#### TASK GOAL
Pictures don't belong in the copy; print all the records exactly.
╭──
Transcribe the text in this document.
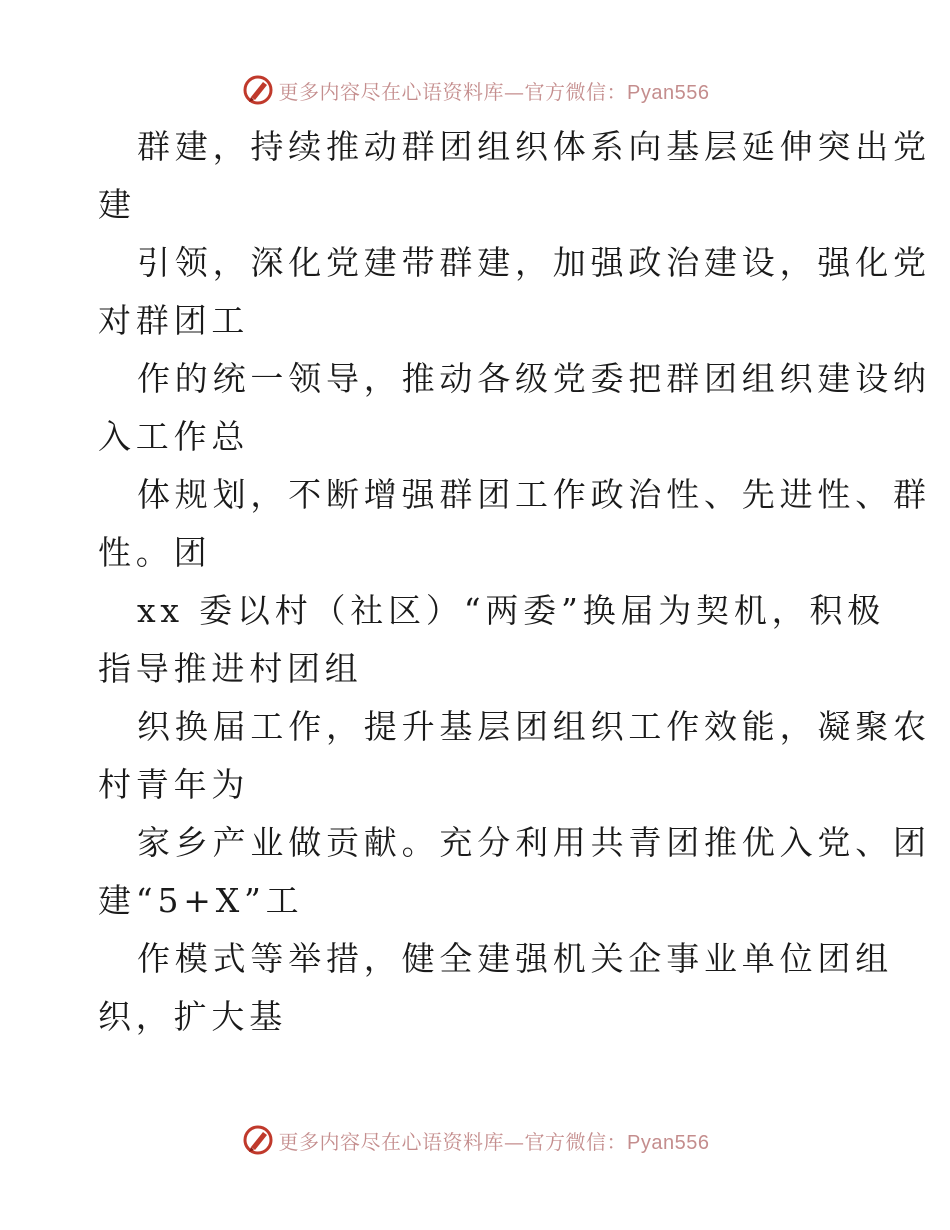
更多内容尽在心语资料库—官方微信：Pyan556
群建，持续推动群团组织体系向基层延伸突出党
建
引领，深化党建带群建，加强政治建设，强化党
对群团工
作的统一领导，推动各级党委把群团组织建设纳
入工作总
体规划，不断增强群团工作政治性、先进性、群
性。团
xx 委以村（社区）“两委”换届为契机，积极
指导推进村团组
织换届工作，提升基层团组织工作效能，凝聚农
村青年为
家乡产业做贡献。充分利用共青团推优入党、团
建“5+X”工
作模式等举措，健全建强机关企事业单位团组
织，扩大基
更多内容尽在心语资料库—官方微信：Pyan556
╰──
#### OUTPUT FOR THIS TASK
Transcribe the text in this document.
更多内容尽在心语资料库—官方微信：Pyan556
群建，持续推动群团组织体系向基层延伸突出党
建
引领，深化党建带群建，加强政治建设，强化党
对群团工
作的统一领导，推动各级党委把群团组织建设纳
入工作总
体规划，不断增强群团工作政治性、先进性、群
性。团
xx 委以村（社区）“两委”换届为契机，积极
指导推进村团组
织换届工作，提升基层团组织工作效能，凝聚农
村青年为
家乡产业做贡献。充分利用共青团推优入党、团
建“5+X”工
作模式等举措，健全建强机关企事业单位团组
织，扩大基
更多内容尽在心语资料库—官方微信：Pyan556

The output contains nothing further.